── ARTICLE

[Interview] L’IMAGE PUBLIQUE 2023, un regard curieux sur la Photographie Contemporaine.

La 13e édition du festival photographique L’IMAGE PUBLIQUE se déroulera du 10 au 31 octobre à Rennes et dans la métropole, avec des expositions, des projections, des conférences, mais aussi des lectures musicales, des ateliers d’initiation ou de perfectionnement, sans oublier le marathon Rennes Photo Challenge. Autant d’actions qui exportent la photographie urbaine contemporaine de multiples manières, avec des auteurs locaux et internationaux, pour nous proposer une vraie réflexion sur notre monde. Nous avons rencontré Paul Vancassel (président de Photo à l’Ouest) pour qu’il nous parle de cet ambitieux Festival.

Bonjour Paul, est-ce que tu peux nous parler de cette nouvelle édition ?
Paul : Pour cette 13e édition, on la prépare depuis deux ans, avec huit associations du bassin de Rennes et de la métropole qui sont intéressées par la photographie tout au long de l’année et qui essayent de fédérer leurs énergies autour du mois d’octobre. Désormais, depuis deux, trois éditions, on a déjà le marathon Rennes Photo Challenge qui nous a rejoints, le festival Photo Folie à Thorigné-Fouillard, des associations comme Imag’in à Acigné, qui fait beaucoup de choses tout le reste de l’année. Et puis la société Photographique de Rennes qui apporte une aide un peu logistique, je dirais, avec d’autres associations de quartier cette année en plus, à Maurepas, à Cleunay, on essaye de vraiment créer une synergie autour de la photographie, de montrer que la photographie n’est pas morte, déjà, et puis de s’ouvrir à des rencontres autour des différentes formes photographiques, parce qu’il n’y a pas que de la photographie de rue ou de la photographie de studio, il y a plein d’expérimentations, c’est aussi riche que la musique, il y a plein de tendances photographiques.

Et quels sont les moments forts que vous préparez ?
Paul : On à mis en place des soirées sous forme de conférences, débats, et puis une soirée exceptionnelle qui allie une projection de plus de 1000 images de villes à travers le monde, et une soirée concert au 4 bis, avec le duo Blaine Reininger, (fondateur de Tuxedomoon) & Georgio Valentino, et le groupe rennais Lighthouse. Deux styles très différents, avec des univers à la fois poétiques et par moment trash, mais qui se marient totalement bien avec les photos qui seront projetées. Ils m’ont dit eux-mêmes que ça les excitait, ça les stimulait de travailler sur des images un peu diverses et variées comme ça.

────

ÉNONCÉ: Recopie l'article sur le festival photographique, de "[Interview] L’IMAGE PUBLIQUE" jusqu'à "nouvelle édition ?", en remplaçant partout "Rennes" par "Brest". Les lignes qui suivent ne jouent aucun rôle ici.

── DONNÉES FOURNIES

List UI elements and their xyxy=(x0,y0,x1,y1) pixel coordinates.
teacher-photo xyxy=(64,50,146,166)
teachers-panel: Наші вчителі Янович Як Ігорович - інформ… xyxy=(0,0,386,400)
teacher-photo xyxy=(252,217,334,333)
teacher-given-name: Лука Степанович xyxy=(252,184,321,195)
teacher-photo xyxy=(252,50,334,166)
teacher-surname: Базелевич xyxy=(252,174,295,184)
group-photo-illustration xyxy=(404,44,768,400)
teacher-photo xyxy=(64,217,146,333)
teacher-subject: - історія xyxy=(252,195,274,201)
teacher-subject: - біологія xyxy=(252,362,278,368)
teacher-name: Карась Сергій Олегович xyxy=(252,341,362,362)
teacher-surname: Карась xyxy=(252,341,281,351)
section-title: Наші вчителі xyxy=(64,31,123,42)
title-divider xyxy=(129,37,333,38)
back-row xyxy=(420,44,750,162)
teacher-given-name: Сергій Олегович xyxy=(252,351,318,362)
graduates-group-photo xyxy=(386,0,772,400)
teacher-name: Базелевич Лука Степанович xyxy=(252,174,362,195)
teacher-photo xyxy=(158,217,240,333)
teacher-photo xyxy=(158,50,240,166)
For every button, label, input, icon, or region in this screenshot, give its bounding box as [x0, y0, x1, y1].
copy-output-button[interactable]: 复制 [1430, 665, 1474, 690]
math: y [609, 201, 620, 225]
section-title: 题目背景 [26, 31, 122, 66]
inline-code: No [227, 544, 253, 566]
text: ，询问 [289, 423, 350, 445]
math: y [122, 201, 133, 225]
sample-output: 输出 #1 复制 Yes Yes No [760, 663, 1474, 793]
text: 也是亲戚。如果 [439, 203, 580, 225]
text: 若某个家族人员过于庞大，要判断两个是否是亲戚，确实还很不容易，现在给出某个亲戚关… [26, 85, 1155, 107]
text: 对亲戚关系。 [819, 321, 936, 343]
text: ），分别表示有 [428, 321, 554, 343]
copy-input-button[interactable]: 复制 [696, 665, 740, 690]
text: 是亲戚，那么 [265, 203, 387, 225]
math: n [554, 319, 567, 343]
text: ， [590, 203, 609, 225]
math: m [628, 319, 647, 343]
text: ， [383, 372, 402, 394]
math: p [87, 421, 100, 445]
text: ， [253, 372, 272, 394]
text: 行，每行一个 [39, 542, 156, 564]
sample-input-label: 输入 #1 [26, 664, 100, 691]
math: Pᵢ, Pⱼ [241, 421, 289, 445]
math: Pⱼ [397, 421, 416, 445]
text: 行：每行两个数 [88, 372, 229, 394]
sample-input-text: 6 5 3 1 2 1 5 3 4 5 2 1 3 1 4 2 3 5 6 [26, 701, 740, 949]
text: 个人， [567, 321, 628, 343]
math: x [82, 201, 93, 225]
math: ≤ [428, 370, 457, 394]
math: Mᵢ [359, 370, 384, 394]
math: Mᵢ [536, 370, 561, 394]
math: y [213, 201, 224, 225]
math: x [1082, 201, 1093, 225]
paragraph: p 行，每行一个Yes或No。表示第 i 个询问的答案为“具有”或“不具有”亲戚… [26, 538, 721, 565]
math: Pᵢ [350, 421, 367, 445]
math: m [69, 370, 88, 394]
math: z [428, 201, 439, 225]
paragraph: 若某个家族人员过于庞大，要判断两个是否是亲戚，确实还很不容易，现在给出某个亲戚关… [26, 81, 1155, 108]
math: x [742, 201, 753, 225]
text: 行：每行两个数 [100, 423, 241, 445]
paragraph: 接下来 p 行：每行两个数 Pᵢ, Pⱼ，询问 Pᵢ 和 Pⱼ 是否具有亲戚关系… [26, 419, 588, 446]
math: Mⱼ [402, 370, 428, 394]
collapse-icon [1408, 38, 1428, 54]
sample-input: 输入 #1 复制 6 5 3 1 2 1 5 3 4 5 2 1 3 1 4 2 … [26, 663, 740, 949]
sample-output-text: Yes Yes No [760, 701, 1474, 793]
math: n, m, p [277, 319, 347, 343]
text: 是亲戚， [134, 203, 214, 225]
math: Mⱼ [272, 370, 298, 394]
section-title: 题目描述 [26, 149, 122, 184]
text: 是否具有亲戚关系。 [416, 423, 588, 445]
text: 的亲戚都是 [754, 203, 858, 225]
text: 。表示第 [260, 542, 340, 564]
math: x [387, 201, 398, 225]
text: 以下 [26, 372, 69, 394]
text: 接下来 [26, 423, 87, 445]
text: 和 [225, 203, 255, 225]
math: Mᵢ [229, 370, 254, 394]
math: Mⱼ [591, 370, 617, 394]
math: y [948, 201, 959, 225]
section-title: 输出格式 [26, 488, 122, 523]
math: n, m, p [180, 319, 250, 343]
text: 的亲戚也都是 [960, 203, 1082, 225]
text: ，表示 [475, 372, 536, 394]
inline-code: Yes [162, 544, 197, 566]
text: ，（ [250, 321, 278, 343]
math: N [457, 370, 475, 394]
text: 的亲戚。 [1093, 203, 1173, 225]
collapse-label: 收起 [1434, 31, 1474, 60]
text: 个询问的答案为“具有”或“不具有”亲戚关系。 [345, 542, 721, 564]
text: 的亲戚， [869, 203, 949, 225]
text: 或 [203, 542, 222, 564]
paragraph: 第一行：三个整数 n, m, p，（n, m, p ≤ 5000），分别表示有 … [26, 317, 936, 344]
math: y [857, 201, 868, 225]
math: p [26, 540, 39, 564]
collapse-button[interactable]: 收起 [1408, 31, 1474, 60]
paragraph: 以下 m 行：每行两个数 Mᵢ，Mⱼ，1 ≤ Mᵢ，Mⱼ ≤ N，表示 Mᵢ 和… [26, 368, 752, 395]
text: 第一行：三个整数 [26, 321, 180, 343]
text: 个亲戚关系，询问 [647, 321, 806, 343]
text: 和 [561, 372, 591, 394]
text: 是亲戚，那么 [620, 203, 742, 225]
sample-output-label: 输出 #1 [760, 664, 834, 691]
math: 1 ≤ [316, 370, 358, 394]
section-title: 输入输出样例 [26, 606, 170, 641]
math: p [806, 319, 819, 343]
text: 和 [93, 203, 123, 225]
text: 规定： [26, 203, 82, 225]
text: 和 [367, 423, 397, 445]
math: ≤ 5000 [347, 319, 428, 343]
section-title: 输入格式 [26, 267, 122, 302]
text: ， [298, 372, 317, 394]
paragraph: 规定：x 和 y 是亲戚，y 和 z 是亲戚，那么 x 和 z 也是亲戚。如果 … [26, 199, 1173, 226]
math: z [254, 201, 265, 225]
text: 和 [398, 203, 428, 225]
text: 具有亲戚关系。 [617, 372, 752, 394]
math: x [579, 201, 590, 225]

────

RÉSULTAT OBTENU:
[Interview] L’IMAGE PUBLIQUE 2023, un regard curieux sur la Photographie Contemporaine.

La 13e édition du festival photographique L’IMAGE PUBLIQUE se déroulera du 10 au 31 octobre à Brest et dans la métropole, avec des expositions, des projections, des conférences, mais aussi des lectures musicales, des ateliers d’initiation ou de perfectionnement, sans oublier le marathon Brest Photo Challenge. Autant d’actions qui exportent la photographie urbaine contemporaine de multiples manières, avec des auteurs locaux et internationaux, pour nous proposer une vraie réflexion sur notre monde. Nous avons rencontré Paul Vancassel (président de Photo à l’Ouest) pour qu’il nous parle de cet ambitieux Festival.

Bonjour Paul, est-ce que tu peux nous parler de cette nouvelle édition ?